Begin Data to process
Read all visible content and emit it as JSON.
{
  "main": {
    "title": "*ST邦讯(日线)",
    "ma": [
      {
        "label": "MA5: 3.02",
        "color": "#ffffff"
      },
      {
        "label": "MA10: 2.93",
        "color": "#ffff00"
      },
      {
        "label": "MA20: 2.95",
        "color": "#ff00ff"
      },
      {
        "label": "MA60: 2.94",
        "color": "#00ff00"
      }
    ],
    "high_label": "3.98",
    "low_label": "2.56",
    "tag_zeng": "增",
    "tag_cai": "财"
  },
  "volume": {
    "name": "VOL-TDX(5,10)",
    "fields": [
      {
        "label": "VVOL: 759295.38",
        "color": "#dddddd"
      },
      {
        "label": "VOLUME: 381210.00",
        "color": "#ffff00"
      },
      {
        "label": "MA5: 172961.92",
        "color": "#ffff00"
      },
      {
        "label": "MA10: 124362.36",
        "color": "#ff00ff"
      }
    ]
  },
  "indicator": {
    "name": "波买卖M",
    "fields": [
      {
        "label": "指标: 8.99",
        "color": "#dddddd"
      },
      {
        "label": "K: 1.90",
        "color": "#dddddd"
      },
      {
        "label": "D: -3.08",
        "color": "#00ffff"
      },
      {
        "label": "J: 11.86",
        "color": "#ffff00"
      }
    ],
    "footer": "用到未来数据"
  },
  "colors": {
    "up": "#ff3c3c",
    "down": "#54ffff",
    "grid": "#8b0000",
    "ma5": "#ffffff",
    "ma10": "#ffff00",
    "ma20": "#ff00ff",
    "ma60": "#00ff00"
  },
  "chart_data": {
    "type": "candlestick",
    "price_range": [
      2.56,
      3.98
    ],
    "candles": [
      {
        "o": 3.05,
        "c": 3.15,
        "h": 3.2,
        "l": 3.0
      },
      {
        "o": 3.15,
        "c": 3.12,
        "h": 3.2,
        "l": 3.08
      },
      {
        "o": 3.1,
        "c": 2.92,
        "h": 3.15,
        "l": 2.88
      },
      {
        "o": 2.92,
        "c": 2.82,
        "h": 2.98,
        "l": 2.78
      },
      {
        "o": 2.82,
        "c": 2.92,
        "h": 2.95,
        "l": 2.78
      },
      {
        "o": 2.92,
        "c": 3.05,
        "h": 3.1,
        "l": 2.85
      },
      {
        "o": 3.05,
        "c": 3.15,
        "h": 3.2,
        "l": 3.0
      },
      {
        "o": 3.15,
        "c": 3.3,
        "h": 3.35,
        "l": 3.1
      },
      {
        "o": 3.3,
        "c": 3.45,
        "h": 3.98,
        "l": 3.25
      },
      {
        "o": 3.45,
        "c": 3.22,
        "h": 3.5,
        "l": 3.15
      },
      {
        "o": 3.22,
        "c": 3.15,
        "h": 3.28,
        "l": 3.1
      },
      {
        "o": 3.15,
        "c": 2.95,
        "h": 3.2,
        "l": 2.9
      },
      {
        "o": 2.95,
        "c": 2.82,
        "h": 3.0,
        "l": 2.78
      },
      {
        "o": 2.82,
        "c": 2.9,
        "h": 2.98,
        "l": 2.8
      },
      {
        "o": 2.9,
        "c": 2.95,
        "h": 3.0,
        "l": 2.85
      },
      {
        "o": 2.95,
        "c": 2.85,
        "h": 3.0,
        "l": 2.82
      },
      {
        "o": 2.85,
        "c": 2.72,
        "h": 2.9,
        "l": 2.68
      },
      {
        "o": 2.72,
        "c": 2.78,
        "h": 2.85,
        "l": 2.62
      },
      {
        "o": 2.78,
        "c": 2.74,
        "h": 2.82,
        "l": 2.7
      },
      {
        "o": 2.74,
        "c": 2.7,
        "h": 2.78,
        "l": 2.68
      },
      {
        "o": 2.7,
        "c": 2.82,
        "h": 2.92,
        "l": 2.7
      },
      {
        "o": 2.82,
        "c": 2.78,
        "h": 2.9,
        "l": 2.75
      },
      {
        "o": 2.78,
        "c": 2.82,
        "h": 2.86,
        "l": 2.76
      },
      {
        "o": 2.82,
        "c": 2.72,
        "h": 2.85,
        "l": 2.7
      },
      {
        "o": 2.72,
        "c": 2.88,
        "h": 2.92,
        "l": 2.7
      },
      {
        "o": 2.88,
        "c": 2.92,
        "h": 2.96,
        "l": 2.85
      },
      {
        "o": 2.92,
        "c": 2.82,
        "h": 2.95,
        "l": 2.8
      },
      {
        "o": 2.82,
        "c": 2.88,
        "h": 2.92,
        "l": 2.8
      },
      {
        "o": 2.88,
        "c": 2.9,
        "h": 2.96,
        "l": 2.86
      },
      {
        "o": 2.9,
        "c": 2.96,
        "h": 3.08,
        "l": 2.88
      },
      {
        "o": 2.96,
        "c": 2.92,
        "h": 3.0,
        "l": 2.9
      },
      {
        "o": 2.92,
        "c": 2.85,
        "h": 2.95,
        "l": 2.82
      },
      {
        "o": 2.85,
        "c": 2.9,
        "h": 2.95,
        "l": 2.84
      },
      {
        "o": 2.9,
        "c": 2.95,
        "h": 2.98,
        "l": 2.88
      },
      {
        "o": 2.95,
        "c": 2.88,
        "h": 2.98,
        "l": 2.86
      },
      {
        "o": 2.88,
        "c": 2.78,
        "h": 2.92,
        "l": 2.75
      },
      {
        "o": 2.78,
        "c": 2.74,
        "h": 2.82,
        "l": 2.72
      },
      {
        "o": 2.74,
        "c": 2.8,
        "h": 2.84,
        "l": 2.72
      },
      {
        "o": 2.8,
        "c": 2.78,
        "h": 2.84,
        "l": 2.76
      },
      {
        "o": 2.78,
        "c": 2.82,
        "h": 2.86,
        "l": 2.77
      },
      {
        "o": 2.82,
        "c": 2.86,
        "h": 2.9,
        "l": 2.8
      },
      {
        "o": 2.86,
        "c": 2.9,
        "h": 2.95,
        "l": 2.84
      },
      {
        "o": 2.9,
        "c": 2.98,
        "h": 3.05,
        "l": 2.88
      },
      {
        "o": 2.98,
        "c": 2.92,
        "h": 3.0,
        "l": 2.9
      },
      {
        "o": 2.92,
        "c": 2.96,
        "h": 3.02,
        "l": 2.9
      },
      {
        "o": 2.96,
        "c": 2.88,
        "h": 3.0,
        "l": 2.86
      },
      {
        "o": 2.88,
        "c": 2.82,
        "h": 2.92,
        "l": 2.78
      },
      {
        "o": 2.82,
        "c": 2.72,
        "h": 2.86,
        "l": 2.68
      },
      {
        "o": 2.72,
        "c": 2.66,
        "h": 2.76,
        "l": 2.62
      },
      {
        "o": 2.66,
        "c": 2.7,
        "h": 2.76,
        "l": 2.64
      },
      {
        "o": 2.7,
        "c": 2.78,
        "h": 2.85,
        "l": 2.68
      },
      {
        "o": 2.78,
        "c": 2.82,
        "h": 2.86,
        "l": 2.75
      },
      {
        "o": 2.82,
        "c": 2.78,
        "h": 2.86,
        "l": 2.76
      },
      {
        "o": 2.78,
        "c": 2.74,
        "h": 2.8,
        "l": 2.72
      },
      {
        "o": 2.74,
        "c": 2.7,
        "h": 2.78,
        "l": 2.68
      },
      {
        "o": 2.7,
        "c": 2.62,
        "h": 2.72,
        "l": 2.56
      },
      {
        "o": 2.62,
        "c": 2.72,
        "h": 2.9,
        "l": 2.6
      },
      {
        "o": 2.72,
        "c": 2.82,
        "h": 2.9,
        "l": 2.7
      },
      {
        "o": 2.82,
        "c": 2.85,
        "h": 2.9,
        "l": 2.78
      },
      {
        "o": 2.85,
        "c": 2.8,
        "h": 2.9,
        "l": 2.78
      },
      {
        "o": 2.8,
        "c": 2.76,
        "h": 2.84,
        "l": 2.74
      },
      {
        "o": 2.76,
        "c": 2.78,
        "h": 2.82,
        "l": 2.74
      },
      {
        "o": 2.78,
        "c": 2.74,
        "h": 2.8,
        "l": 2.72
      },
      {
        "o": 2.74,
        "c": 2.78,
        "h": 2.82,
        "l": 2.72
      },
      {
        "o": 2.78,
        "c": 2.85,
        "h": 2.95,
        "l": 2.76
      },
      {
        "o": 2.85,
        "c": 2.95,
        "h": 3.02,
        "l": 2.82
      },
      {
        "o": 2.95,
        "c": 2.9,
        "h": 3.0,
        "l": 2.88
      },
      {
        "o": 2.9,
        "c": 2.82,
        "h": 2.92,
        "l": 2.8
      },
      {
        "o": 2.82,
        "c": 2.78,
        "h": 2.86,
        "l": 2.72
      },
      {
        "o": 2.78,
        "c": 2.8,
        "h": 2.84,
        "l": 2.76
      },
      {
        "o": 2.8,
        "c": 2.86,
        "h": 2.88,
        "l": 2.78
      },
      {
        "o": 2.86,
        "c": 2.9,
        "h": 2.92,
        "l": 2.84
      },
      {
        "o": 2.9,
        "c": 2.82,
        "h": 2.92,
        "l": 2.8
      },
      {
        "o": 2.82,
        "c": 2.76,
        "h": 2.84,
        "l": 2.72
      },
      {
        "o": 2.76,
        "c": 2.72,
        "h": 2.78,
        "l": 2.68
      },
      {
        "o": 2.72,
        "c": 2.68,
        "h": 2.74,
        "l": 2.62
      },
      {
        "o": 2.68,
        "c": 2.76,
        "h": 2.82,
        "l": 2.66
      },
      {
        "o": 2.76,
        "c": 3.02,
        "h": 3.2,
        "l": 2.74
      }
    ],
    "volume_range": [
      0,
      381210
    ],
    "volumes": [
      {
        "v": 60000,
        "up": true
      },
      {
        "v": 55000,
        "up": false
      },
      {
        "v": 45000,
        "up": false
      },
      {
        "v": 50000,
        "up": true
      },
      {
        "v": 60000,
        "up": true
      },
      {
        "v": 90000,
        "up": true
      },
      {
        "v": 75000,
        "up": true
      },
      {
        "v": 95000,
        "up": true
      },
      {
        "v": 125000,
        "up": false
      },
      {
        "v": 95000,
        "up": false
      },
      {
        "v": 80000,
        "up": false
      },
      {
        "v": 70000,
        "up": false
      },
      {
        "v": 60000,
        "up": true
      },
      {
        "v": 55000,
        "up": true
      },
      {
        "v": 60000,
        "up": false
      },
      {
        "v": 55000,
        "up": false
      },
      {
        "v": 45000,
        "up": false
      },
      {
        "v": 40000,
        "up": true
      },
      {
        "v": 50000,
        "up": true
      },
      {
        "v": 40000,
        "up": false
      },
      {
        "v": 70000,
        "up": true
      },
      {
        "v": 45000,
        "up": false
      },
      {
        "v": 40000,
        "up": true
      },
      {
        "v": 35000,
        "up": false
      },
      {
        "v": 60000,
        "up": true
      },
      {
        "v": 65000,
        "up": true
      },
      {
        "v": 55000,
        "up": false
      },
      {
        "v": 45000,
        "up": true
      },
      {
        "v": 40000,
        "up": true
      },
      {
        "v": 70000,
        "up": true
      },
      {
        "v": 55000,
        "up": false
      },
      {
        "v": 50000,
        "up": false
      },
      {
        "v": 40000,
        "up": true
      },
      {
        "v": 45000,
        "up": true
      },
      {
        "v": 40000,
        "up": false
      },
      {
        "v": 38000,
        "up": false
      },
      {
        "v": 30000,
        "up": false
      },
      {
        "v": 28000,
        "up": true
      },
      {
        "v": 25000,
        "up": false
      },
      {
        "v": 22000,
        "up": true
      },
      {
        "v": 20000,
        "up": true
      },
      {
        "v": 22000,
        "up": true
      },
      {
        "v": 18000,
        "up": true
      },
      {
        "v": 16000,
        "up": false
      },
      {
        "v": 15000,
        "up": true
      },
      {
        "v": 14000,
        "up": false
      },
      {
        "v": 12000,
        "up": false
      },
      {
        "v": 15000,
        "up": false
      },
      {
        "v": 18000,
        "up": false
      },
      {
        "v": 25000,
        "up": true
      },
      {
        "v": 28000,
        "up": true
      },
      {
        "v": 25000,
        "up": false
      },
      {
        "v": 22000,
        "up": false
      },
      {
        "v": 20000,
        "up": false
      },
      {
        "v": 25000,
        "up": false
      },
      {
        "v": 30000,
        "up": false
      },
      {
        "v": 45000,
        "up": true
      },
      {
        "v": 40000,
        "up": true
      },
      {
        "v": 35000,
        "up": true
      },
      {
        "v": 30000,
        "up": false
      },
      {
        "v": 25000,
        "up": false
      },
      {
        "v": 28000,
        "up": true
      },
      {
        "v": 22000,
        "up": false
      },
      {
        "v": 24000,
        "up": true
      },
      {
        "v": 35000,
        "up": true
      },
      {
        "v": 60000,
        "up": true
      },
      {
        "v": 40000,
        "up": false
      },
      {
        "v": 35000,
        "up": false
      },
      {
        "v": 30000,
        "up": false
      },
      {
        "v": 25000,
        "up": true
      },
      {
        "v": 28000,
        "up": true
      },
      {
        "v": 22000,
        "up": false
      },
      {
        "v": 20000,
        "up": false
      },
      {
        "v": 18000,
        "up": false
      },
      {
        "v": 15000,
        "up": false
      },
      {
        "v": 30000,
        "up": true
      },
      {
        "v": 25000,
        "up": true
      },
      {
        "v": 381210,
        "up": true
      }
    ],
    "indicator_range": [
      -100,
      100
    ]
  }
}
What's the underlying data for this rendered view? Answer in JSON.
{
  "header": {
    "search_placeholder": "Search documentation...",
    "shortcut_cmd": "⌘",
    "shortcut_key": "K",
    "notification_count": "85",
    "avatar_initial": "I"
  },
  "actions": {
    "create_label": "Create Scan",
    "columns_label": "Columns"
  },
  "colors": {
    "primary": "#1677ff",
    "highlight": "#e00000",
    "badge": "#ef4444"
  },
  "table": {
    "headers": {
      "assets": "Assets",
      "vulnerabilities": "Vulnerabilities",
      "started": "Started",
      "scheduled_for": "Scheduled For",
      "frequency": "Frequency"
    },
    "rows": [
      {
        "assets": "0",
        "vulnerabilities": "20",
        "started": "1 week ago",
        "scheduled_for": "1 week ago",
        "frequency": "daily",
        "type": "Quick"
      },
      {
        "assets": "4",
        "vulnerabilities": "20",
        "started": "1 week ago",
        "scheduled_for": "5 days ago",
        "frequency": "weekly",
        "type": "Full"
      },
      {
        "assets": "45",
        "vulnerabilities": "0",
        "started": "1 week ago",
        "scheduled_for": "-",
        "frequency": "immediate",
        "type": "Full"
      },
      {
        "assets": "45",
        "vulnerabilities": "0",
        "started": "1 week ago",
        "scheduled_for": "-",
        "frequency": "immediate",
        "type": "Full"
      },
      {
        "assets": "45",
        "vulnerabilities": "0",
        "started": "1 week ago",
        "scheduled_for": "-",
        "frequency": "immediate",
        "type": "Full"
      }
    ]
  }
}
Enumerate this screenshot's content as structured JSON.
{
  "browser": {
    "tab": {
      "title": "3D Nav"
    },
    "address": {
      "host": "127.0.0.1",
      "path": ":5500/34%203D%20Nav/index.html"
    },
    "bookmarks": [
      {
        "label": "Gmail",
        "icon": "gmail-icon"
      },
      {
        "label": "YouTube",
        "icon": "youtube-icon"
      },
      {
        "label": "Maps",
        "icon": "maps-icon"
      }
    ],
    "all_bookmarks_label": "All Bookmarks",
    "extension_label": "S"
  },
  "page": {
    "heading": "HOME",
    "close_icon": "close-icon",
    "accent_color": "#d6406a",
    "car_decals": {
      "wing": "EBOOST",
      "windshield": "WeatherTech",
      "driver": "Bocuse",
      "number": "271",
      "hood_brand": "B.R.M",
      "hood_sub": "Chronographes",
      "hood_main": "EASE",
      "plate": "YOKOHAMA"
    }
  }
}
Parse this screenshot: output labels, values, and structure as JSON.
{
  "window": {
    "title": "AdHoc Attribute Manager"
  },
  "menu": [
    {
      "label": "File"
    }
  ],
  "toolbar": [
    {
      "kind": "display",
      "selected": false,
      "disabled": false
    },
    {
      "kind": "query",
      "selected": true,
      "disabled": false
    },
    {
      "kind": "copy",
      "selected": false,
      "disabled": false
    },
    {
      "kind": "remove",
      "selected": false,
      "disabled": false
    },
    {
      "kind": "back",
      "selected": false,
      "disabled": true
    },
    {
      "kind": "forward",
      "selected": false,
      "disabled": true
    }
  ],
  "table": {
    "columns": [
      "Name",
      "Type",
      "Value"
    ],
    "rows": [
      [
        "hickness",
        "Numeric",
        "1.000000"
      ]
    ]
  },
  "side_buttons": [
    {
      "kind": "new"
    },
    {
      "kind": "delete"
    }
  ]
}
End Data to process
**Set problem**
From the listing above, report the number of lines containing the string "kind", without any accompanying remarks.

**Output of the exercise**
8